>> START EXTRACTED RECORDS
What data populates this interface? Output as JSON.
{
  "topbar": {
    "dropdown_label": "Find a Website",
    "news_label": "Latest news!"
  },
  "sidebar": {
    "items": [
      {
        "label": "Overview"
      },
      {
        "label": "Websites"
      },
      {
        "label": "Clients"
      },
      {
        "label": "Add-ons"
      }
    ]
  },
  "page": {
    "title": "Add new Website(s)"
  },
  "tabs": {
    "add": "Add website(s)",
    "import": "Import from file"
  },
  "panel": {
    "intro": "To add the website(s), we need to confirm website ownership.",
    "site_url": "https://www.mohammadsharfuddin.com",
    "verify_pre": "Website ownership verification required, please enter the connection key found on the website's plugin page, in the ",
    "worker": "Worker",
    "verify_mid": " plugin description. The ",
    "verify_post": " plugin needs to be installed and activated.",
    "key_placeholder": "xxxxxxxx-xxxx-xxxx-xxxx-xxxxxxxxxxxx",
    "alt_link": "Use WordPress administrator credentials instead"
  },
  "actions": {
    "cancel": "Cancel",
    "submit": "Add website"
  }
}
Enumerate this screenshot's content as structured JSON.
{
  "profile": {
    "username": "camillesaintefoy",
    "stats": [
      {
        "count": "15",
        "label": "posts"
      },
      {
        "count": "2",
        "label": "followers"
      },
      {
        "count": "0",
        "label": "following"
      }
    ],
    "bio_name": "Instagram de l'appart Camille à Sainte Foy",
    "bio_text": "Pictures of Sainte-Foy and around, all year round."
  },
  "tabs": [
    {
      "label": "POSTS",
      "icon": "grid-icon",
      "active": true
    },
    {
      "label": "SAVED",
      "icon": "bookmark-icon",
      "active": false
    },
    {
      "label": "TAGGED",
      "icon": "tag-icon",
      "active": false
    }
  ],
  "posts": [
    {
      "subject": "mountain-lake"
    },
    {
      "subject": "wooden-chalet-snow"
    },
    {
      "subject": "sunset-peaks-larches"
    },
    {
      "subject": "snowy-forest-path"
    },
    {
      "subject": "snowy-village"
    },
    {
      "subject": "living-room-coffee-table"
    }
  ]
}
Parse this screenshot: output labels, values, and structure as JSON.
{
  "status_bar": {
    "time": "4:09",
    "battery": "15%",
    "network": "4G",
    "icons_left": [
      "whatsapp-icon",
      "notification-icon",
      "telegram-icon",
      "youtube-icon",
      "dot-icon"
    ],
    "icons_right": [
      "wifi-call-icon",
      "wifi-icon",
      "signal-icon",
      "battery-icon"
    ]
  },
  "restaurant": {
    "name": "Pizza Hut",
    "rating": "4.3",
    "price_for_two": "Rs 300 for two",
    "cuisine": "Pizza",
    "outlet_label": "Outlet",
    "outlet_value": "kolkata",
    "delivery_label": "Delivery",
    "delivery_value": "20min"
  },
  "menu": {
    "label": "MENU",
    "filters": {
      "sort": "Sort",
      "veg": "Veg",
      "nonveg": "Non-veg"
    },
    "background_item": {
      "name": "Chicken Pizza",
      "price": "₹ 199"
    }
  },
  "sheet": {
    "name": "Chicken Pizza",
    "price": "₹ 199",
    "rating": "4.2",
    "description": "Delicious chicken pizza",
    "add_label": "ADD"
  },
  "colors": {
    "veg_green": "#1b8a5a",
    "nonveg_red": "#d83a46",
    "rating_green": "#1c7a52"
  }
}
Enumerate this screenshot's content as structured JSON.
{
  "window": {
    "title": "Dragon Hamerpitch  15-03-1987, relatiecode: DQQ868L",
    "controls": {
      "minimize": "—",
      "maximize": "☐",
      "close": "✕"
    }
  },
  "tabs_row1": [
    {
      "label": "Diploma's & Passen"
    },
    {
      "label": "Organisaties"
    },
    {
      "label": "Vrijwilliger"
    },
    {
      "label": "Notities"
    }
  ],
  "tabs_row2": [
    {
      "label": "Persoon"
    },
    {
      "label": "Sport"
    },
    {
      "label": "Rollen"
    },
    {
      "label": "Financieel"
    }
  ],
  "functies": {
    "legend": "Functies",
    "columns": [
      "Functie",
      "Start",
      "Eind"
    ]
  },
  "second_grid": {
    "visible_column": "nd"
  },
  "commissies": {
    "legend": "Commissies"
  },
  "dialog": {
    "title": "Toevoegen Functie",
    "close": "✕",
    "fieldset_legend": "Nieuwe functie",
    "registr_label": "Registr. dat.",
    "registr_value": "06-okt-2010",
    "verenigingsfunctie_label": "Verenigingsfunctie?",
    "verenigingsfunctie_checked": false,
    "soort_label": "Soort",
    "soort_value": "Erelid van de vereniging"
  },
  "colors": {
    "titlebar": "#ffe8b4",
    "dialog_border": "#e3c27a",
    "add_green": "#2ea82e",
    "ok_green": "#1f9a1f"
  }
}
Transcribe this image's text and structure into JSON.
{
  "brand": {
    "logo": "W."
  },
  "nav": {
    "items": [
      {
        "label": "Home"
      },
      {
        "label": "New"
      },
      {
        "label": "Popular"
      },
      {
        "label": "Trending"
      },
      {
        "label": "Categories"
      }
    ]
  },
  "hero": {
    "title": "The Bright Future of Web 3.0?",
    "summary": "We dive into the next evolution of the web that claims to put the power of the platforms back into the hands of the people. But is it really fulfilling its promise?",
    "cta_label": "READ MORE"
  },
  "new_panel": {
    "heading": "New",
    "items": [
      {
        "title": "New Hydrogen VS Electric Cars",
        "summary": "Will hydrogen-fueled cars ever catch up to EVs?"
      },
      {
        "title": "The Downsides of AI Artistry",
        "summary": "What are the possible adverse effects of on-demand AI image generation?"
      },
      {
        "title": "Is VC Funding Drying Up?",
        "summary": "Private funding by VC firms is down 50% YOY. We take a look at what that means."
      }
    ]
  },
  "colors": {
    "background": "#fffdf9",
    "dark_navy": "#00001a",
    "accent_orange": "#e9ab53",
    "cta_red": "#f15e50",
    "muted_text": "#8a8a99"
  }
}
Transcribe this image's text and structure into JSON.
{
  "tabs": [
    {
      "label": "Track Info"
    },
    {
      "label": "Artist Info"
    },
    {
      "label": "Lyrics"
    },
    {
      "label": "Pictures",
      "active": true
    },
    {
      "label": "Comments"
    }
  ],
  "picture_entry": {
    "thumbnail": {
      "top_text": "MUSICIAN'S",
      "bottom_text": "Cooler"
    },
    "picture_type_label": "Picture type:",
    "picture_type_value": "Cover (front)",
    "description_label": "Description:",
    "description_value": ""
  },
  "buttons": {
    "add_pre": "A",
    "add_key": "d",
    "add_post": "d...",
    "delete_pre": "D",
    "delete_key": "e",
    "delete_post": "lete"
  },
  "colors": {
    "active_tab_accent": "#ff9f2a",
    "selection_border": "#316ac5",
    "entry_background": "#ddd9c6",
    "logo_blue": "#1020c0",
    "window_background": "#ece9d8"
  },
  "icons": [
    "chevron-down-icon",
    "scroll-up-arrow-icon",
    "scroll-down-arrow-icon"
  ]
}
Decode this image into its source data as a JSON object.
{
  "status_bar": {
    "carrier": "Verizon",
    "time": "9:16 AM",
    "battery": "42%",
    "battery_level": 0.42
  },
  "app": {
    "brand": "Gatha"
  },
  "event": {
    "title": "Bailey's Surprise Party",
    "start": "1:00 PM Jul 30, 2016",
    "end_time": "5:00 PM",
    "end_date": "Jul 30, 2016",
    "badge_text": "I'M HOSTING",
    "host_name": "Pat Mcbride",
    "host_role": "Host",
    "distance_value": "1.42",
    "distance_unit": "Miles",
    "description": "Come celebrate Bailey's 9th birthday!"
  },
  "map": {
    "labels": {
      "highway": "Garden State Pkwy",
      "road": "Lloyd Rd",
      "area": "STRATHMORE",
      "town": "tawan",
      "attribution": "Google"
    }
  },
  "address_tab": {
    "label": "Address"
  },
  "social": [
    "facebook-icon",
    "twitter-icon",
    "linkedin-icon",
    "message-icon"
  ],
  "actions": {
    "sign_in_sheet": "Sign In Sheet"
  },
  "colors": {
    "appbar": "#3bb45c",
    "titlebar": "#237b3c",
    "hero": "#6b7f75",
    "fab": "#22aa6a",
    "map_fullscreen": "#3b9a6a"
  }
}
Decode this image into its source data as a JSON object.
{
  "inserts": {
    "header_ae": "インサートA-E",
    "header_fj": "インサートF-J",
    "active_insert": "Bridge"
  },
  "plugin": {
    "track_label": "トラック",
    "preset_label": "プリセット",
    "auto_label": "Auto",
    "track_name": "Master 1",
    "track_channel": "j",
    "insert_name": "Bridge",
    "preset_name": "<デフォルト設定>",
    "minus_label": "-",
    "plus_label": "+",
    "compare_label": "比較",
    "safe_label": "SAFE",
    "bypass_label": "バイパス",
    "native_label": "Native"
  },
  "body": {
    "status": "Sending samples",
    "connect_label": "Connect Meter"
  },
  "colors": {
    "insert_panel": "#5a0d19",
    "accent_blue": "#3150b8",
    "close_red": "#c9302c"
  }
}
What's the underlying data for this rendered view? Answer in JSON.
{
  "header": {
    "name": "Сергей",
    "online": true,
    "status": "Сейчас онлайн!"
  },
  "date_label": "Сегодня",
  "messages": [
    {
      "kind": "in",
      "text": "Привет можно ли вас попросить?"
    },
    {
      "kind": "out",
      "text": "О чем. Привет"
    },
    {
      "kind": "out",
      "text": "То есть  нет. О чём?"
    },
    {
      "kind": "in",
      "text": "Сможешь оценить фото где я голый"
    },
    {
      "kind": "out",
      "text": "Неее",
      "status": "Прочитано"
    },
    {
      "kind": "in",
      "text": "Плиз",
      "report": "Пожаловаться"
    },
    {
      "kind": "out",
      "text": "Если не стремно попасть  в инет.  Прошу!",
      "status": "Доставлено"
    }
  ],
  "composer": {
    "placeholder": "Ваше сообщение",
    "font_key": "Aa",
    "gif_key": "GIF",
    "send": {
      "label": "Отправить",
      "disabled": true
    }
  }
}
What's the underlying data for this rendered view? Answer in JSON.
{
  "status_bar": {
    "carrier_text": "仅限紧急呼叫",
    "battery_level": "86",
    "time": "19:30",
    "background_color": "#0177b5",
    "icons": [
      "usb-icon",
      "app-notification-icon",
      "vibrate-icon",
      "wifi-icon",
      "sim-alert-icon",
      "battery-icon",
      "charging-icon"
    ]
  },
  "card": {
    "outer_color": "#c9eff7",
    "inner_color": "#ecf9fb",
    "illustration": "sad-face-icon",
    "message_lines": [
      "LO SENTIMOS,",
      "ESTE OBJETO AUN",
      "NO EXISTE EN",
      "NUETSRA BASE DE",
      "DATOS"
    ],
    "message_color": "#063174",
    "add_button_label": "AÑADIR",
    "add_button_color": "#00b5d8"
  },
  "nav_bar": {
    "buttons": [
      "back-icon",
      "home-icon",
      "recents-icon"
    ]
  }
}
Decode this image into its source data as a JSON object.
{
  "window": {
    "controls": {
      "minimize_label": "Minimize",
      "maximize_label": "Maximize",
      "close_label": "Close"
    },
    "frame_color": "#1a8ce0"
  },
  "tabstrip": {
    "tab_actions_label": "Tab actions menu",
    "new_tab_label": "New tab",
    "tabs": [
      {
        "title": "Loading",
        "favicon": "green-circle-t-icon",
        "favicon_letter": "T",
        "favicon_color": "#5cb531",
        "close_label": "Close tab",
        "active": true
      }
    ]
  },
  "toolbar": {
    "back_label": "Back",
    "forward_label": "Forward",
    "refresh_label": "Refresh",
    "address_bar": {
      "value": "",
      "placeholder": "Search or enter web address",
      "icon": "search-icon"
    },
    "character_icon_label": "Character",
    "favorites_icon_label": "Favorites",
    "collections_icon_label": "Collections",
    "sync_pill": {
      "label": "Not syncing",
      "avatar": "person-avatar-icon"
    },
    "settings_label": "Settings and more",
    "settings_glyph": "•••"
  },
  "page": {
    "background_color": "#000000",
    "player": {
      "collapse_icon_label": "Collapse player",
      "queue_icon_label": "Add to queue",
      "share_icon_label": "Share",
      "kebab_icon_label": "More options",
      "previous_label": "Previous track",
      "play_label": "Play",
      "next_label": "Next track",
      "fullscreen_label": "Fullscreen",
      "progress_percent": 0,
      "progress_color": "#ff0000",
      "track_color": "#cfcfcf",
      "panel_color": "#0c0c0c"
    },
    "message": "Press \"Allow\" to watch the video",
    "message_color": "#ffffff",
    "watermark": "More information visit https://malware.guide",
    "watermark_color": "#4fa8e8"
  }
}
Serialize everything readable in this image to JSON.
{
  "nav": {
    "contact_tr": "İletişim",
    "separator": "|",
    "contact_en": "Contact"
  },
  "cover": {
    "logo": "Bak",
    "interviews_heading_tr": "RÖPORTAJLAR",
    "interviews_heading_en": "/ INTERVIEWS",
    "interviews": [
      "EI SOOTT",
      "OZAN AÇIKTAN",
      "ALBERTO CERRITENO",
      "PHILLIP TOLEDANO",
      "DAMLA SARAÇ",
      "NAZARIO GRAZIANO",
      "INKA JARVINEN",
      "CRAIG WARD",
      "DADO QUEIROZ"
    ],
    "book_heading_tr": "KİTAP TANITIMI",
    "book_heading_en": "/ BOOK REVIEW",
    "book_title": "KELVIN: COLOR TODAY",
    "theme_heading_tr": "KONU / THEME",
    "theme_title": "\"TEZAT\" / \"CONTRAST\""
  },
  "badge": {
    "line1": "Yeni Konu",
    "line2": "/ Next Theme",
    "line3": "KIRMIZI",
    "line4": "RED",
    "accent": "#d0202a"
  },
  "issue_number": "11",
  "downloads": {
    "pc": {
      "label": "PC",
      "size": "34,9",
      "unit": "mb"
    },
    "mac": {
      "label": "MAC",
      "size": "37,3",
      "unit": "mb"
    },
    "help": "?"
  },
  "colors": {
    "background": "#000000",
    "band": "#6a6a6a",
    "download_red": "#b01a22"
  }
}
>> END EXTRACTED RECORDS
■ **WHAT TO PRODUCE**: State the count of lines above containing the string "ownership", and add nothing to it.

■ **RESULT BELOW**: 2